__WHAT YOU ARE ASKED TO DO__.
Copy out each line below that has the word "professor" in it.

__DATA FOR PROCESSING__.
○ ○ ○ ○ ○
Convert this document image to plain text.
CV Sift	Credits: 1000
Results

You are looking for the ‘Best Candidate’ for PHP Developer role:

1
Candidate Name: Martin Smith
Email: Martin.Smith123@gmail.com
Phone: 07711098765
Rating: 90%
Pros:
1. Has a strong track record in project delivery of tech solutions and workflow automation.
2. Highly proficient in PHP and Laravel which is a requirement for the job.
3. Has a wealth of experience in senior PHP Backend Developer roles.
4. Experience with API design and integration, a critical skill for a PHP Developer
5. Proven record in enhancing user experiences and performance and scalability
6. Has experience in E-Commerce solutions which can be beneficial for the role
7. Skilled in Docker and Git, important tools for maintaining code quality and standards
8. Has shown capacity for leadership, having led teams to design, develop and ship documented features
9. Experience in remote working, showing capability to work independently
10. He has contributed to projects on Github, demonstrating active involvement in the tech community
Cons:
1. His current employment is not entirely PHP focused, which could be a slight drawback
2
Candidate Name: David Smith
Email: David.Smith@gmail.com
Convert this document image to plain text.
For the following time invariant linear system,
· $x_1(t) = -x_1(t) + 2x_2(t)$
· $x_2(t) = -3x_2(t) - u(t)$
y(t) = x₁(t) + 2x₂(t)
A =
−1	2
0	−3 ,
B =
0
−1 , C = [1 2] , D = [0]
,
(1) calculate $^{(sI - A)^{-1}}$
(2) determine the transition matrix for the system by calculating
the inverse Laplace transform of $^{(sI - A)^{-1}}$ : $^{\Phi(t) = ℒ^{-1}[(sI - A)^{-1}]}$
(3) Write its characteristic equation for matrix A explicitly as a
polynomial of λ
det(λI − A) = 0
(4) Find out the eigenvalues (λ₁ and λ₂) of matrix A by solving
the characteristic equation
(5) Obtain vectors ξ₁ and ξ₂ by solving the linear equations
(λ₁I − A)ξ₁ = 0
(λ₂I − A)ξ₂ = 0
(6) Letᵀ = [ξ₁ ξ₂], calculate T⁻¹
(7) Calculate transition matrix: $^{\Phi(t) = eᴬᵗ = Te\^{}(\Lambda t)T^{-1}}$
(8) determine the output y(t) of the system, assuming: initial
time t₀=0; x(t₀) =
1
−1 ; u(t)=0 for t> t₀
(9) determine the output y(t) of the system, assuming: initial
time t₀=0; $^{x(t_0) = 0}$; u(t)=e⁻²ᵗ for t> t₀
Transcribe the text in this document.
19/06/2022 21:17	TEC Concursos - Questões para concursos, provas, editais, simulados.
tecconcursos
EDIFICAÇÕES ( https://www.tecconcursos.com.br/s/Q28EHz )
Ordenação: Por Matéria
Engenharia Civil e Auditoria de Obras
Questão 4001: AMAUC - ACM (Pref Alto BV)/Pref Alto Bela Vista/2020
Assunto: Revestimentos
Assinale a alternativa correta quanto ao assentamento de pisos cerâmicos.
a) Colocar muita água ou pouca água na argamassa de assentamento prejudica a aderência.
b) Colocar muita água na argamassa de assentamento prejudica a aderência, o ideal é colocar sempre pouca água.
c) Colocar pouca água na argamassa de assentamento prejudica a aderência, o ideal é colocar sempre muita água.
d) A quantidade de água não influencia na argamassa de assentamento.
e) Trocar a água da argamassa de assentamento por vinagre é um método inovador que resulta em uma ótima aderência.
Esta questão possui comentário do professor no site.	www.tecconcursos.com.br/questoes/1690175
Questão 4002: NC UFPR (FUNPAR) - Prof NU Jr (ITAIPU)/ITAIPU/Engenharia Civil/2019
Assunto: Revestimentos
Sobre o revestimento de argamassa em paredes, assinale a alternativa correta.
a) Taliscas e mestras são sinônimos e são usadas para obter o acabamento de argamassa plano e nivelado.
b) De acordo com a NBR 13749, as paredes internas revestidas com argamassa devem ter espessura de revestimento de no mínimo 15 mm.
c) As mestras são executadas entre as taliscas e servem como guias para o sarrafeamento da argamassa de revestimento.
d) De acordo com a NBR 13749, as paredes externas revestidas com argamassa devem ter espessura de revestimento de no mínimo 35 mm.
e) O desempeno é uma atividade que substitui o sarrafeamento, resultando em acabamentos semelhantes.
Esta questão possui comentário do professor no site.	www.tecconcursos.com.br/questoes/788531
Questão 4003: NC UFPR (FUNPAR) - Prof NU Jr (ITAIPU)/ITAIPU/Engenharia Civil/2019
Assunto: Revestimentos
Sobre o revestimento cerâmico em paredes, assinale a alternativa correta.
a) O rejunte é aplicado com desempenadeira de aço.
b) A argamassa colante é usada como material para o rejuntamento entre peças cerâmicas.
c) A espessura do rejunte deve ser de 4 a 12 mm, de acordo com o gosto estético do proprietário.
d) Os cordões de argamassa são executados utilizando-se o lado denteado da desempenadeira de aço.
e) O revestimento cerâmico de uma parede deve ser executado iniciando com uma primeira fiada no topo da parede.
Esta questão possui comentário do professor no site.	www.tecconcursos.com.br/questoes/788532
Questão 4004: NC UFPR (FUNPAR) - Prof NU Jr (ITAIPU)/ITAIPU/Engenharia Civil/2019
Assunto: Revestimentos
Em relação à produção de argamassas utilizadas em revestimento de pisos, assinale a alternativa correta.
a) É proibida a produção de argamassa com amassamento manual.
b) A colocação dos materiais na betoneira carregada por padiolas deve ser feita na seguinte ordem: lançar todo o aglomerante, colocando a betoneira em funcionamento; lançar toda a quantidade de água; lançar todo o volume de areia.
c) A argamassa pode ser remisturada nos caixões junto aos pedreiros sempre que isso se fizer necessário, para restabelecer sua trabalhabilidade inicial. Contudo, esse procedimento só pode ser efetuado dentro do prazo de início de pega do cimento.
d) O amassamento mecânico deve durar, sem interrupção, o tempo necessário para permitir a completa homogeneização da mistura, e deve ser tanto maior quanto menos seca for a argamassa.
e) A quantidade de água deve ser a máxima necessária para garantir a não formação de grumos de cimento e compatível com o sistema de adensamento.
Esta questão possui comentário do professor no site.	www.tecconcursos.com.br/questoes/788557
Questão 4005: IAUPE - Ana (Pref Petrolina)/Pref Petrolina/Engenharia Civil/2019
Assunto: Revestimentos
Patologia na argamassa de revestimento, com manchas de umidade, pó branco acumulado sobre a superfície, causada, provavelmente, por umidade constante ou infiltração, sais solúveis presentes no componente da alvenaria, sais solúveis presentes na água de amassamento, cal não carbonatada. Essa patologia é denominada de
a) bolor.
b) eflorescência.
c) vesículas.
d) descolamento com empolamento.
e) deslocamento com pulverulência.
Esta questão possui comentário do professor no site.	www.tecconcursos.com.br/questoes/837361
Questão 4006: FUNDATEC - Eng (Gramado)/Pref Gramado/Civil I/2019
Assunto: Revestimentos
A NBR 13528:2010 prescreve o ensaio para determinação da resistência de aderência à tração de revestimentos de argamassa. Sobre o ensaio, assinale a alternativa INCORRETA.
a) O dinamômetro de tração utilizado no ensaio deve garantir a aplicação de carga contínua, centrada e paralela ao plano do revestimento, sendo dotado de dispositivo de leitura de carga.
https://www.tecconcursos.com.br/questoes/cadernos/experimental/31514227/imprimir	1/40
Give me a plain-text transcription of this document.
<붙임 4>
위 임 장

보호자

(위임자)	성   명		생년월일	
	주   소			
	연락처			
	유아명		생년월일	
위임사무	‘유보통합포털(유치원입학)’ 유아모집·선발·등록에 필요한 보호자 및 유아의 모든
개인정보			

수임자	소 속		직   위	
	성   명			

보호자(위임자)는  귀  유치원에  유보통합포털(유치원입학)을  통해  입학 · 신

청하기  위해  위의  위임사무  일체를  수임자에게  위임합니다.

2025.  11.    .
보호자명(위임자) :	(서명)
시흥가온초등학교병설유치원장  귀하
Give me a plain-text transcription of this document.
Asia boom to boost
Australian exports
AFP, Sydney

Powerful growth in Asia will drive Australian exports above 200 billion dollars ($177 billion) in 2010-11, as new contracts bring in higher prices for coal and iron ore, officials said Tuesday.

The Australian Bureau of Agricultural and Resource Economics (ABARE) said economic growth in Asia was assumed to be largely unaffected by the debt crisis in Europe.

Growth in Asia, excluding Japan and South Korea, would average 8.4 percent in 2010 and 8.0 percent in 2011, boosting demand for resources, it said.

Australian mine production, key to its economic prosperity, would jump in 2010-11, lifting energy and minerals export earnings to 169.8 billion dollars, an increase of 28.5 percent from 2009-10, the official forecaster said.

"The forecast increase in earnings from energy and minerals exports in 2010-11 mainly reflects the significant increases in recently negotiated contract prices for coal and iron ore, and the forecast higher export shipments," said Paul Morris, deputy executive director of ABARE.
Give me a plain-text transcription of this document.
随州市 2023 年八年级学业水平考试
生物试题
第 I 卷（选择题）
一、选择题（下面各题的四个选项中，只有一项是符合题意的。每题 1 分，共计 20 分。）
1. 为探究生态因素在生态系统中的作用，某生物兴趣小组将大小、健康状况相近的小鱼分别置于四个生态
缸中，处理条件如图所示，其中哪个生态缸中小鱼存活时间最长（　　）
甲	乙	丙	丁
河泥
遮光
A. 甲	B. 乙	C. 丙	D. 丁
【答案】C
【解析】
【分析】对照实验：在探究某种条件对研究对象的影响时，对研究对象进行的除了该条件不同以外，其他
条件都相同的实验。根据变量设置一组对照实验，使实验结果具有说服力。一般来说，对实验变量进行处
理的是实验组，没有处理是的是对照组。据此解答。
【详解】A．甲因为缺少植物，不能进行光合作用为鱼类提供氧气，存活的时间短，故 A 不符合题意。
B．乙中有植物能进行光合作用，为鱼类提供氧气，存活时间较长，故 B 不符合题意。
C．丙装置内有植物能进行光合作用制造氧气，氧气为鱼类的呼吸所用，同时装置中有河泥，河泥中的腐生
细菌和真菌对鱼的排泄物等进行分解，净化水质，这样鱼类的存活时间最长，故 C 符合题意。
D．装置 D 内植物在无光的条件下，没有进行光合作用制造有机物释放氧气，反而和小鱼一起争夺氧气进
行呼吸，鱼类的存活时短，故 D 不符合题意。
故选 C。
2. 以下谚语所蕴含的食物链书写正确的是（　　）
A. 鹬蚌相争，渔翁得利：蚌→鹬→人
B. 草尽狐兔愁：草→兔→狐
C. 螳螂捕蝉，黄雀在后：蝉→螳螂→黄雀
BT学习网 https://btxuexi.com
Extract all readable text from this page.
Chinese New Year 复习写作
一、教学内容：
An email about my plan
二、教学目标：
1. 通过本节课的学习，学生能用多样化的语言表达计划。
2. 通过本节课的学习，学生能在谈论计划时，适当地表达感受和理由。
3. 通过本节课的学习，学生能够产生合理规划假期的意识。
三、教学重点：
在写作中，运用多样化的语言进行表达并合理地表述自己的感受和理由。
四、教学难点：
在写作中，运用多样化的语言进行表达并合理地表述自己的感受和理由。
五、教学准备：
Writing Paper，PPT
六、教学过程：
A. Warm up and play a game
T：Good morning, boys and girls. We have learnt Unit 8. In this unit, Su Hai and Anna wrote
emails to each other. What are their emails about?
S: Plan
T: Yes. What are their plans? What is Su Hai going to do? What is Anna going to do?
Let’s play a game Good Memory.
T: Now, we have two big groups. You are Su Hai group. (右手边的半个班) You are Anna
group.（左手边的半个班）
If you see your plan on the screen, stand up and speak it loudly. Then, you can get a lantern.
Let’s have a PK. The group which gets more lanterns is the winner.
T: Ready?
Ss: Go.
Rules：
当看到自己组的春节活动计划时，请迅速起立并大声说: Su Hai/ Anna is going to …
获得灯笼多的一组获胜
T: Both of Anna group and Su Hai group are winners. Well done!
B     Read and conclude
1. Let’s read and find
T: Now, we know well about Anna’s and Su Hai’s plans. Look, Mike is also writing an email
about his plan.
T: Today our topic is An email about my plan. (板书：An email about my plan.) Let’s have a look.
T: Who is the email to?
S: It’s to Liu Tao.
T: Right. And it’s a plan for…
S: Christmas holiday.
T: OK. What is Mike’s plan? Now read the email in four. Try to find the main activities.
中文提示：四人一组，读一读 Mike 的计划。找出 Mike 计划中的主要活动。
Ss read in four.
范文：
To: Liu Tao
○ ○ ○ ○ ○
__RESULT OF THE EXERCISE__.
Esta questão possui comentário do professor no site.	www.tecconcursos.com.br/questoes/1690175
Esta questão possui comentário do professor no site.	www.tecconcursos.com.br/questoes/788531
Esta questão possui comentário do professor no site.	www.tecconcursos.com.br/questoes/788532
Esta questão possui comentário do professor no site.	www.tecconcursos.com.br/questoes/788557
Esta questão possui comentário do professor no site.	www.tecconcursos.com.br/questoes/837361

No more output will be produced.